**REQUEST:** Each line that holds the word "Jarak" counts once; report the total and nothing else.

[Stored data]
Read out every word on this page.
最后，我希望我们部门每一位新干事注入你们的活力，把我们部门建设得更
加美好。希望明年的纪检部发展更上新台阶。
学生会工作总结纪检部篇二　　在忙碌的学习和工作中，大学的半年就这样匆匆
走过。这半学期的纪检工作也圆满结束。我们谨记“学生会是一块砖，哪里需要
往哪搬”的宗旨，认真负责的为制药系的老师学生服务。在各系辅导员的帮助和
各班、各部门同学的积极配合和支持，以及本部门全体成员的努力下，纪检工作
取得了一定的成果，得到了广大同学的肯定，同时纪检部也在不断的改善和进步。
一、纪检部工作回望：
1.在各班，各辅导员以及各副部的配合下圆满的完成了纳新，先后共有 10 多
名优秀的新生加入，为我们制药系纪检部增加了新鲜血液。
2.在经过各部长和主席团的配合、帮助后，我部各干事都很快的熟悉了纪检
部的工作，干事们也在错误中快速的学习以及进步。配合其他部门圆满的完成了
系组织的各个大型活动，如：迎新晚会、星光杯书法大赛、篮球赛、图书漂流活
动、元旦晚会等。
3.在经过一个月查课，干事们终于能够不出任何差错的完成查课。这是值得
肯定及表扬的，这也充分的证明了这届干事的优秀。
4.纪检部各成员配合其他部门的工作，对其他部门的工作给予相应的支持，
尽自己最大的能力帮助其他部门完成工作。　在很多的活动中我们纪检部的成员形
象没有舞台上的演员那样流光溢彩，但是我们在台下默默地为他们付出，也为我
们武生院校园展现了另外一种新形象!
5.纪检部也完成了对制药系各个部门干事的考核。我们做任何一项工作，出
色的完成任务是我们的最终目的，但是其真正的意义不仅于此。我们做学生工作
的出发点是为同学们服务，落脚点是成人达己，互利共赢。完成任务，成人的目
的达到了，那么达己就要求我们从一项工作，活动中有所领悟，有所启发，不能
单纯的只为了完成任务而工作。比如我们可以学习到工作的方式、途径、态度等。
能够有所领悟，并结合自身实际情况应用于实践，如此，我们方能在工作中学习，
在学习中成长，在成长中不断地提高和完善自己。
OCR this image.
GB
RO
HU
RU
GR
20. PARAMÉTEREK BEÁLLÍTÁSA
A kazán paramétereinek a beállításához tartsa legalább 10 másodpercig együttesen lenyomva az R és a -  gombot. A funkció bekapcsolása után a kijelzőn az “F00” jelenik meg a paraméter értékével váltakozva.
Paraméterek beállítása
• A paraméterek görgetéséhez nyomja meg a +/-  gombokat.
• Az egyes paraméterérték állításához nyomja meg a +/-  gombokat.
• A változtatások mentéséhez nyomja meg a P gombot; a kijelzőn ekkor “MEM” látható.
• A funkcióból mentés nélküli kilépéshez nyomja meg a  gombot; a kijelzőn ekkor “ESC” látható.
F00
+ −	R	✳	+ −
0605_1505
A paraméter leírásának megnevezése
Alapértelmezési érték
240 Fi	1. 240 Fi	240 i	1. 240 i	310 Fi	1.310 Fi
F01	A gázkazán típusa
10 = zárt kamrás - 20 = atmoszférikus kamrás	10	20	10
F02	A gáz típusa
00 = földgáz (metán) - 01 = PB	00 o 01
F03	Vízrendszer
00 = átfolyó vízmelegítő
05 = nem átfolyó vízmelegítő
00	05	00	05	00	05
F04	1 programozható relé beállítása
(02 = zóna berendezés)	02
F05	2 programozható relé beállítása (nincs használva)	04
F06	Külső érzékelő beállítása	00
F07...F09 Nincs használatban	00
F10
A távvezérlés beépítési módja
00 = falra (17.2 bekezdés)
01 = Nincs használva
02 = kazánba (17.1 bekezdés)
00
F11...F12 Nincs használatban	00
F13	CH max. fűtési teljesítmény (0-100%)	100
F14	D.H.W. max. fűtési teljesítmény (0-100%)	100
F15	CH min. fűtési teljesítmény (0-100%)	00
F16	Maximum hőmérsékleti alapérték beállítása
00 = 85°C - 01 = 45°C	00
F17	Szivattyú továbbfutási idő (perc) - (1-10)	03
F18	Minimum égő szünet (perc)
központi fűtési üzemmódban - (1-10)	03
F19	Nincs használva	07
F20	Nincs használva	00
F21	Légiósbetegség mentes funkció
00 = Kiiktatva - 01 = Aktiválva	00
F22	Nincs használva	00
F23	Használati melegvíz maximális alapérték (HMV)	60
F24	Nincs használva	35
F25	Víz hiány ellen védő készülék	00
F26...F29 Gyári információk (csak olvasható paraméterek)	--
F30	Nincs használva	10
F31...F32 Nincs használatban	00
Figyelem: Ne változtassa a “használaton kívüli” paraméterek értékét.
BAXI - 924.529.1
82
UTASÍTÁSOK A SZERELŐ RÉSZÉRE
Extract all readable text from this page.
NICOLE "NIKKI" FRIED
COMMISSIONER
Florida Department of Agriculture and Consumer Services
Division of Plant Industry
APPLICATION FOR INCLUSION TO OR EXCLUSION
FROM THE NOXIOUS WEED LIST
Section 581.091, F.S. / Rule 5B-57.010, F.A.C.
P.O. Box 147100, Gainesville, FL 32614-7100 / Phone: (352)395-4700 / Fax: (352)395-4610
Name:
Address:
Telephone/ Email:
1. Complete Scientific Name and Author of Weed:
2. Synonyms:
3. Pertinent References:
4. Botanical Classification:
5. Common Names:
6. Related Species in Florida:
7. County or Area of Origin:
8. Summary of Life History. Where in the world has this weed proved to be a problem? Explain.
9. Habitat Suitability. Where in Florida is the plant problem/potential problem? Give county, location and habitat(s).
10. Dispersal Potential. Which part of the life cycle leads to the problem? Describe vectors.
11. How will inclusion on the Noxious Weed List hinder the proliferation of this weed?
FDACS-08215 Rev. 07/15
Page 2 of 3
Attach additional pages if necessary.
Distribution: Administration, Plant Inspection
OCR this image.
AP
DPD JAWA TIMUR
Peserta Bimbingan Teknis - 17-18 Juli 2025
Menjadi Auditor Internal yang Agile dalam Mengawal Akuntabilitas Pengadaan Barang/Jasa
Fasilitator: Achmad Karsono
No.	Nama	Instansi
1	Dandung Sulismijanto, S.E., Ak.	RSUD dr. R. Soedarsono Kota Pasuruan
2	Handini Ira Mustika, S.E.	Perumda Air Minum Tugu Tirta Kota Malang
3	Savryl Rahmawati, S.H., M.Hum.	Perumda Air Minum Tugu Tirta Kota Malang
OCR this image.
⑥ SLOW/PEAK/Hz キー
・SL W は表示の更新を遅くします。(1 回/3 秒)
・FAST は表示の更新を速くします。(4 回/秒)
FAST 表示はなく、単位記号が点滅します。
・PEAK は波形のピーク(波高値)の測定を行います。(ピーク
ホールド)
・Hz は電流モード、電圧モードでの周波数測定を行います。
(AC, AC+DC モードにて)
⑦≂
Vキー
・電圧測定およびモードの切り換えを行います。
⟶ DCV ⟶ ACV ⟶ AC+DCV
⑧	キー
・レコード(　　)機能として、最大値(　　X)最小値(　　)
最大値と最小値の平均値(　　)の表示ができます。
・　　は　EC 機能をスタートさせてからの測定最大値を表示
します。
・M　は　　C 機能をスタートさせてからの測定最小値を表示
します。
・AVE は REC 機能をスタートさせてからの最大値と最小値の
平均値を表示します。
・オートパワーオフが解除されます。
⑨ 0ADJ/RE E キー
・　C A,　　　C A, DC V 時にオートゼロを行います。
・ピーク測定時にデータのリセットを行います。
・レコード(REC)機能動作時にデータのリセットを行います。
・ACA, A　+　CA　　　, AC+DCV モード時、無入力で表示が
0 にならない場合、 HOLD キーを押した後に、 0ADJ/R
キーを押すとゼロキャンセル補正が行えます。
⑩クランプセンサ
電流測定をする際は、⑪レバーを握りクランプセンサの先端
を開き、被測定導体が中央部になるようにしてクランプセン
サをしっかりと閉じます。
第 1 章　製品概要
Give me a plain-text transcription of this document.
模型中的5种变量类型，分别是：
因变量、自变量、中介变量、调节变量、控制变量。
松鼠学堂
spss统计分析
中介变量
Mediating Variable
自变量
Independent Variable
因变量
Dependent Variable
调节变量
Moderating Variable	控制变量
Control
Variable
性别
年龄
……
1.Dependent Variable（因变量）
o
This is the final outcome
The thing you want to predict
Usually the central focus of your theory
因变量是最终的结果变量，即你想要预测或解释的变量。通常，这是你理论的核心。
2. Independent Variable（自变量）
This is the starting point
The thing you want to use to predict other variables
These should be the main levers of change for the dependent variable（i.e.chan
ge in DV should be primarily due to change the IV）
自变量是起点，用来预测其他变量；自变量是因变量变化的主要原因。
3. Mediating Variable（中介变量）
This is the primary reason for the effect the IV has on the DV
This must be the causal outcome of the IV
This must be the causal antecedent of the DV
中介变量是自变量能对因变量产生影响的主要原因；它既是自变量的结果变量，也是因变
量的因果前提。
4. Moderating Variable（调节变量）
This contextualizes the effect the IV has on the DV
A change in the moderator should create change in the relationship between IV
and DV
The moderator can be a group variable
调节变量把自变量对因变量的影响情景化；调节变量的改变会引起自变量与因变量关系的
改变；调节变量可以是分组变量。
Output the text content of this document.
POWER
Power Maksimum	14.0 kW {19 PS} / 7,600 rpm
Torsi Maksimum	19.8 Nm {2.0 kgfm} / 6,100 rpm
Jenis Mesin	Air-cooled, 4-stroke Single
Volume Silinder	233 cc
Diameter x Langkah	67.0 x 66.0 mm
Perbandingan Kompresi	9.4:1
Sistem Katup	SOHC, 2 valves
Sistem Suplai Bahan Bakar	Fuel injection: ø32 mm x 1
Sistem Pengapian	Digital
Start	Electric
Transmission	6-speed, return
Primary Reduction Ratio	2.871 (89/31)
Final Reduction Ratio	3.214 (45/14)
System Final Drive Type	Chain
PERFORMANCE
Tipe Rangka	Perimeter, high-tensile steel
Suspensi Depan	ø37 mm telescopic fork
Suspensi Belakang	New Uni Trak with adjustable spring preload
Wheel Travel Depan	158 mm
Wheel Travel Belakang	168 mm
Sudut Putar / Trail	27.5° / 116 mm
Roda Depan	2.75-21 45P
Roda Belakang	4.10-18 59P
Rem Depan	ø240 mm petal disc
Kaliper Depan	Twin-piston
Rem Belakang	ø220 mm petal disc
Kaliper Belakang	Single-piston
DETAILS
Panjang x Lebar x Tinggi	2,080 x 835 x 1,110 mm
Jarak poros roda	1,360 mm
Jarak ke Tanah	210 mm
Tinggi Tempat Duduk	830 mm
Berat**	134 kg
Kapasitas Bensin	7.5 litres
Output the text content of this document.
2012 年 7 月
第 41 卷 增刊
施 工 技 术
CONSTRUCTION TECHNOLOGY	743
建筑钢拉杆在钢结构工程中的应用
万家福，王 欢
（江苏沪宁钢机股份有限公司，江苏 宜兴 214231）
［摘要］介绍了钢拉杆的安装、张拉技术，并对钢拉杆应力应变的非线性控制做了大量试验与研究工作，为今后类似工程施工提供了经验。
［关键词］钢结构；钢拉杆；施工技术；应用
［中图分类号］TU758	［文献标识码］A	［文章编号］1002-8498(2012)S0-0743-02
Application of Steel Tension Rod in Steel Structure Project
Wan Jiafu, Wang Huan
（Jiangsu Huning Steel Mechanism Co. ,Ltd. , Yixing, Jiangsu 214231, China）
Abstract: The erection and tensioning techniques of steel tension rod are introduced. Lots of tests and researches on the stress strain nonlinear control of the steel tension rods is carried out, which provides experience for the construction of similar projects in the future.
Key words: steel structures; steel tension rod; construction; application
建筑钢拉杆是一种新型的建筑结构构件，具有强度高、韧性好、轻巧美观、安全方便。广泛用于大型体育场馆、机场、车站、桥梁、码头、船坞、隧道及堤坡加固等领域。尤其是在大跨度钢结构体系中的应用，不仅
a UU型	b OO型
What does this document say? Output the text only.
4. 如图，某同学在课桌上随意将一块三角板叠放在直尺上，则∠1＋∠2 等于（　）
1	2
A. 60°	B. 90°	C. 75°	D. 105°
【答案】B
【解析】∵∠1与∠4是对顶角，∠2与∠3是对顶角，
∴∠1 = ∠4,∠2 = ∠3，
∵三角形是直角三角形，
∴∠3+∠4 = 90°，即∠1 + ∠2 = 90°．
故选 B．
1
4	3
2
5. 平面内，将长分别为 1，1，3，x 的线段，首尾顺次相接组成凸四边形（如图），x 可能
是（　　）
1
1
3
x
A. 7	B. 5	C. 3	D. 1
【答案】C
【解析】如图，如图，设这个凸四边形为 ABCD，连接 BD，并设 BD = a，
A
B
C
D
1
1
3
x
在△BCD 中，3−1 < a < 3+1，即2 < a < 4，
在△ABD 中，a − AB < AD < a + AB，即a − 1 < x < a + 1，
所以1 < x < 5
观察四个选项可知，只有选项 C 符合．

**COMPLETE RESPONSE:** 2